Aim. Pictures don't belong in the copy; print all the records exactly.

Material provided.
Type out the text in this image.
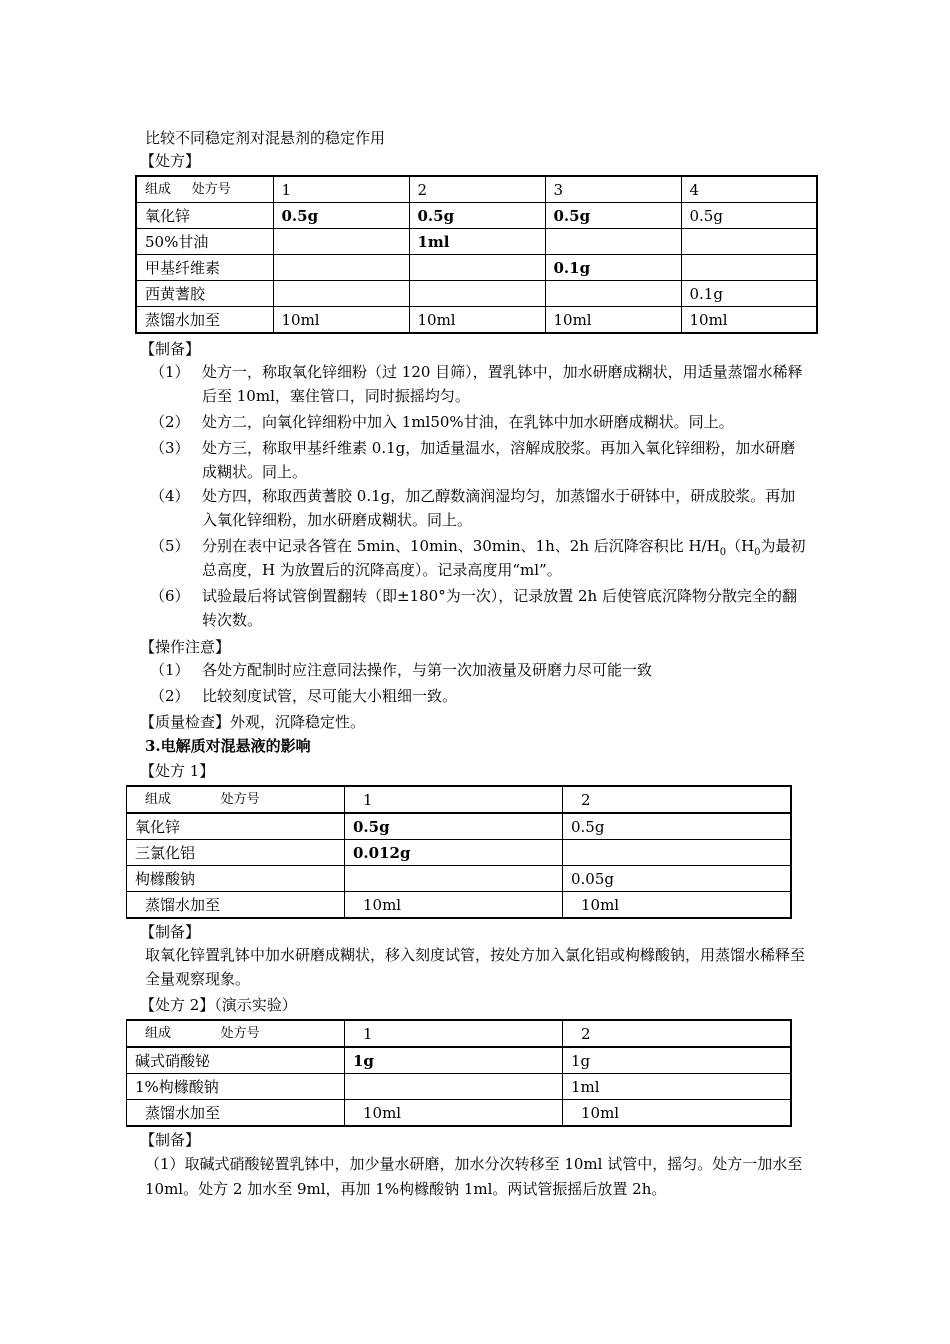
比较不同稳定剂对混悬剂的稳定作用
【处方】
组成 处方号	1	2	3	4
氧化锌	0.5g	0.5g	0.5g	0.5g
50%甘油		1ml		
甲基纤维素			0.1g	
西黄蓍胶				0.1g
蒸馏水加至	10ml	10ml	10ml	10ml
【制备】
（1） 处方一，称取氧化锌细粉（过 120 目筛），置乳钵中，加水研磨成糊状，用适量蒸馏水稀释后至 10ml，塞住管口，同时振摇均匀。
（2） 处方二，向氧化锌细粉中加入 1ml50%甘油，在乳钵中加水研磨成糊状。同上。
（3） 处方三，称取甲基纤维素 0.1g，加适量温水，溶解成胶浆。再加入氧化锌细粉，加水研磨成糊状。同上。
（4） 处方四，称取西黄蓍胶 0.1g，加乙醇数滴润湿均匀，加蒸馏水于研钵中，研成胶浆。再加入氧化锌细粉，加水研磨成糊状。同上。
（5） 分别在表中记录各管在 5min、10min、30min、1h、2h 后沉降容积比 $H/H_0(H_0$为最初总高度，H 为放置后的沉降高度）。记录高度用“ml”。
（6） 试验最后将试管倒置翻转（即±180°为一次），记录放置 2h 后使管底沉降物分散完全的翻转次数。
【操作注意】
（1） 各处方配制时应注意同法操作，与第一次加液量及研磨力尽可能一致
（2） 比较刻度试管，尽可能大小粗细一致。
【质量检查】外观，沉降稳定性。
3.电解质对混悬液的影响
【处方 1】
组成 处方号	1	2
氧化锌	0.5g	0.5g
三氯化铝	0.012g	
枸橼酸钠		0.05g
蒸馏水加至	10ml	10ml
【制备】
取氧化锌置乳钵中加水研磨成糊状，移入刻度试管，按处方加入氯化铝或枸橼酸钠，用蒸馏水稀释至全量观察现象。
【处方 2】（演示实验）
组成 处方号	1	2
碱式硝酸铋	1g	1g
1%枸橼酸钠		1ml
蒸馏水加至	10ml	10ml
【制备】
（1）取碱式硝酸铋置乳钵中，加少量水研磨，加水分次转移至 10ml 试管中，摇匀。处方一加水至 10ml。处方 2 加水至 9ml，再加 1%枸橼酸钠 1ml。两试管振摇后放置 2h。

Result of the exercise.
Type out the text in this image.
比较不同稳定剂对混悬剂的稳定作用
【处方】
组成 处方号	1	2	3	4
氧化锌	0.5g	0.5g	0.5g	0.5g
50%甘油		1ml		
甲基纤维素			0.1g	
西黄蓍胶				0.1g
蒸馏水加至	10ml	10ml	10ml	10ml
【制备】
（1） 处方一，称取氧化锌细粉（过 120 目筛），置乳钵中，加水研磨成糊状，用适量蒸馏水稀释后至 10ml，塞住管口，同时振摇均匀。
（2） 处方二，向氧化锌细粉中加入 1ml50%甘油，在乳钵中加水研磨成糊状。同上。
（3） 处方三，称取甲基纤维素 0.1g，加适量温水，溶解成胶浆。再加入氧化锌细粉，加水研磨成糊状。同上。
（4） 处方四，称取西黄蓍胶 0.1g，加乙醇数滴润湿均匀，加蒸馏水于研钵中，研成胶浆。再加入氧化锌细粉，加水研磨成糊状。同上。
（5） 分别在表中记录各管在 5min、10min、30min、1h、2h 后沉降容积比 $H/H_0(H_0$为最初总高度，H 为放置后的沉降高度）。记录高度用“ml”。
（6） 试验最后将试管倒置翻转（即±180°为一次），记录放置 2h 后使管底沉降物分散完全的翻转次数。
【操作注意】
（1） 各处方配制时应注意同法操作，与第一次加液量及研磨力尽可能一致
（2） 比较刻度试管，尽可能大小粗细一致。
【质量检查】外观，沉降稳定性。
3.电解质对混悬液的影响
【处方 1】
组成 处方号	1	2
氧化锌	0.5g	0.5g
三氯化铝	0.012g	
枸橼酸钠		0.05g
蒸馏水加至	10ml	10ml
【制备】
取氧化锌置乳钵中加水研磨成糊状，移入刻度试管，按处方加入氯化铝或枸橼酸钠，用蒸馏水稀释至全量观察现象。
【处方 2】（演示实验）
组成 处方号	1	2
碱式硝酸铋	1g	1g
1%枸橼酸钠		1ml
蒸馏水加至	10ml	10ml
【制备】
（1）取碱式硝酸铋置乳钵中，加少量水研磨，加水分次转移至 10ml 试管中，摇匀。处方一加水至 10ml。处方 2 加水至 9ml，再加 1%枸橼酸钠 1ml。两试管振摇后放置 2h。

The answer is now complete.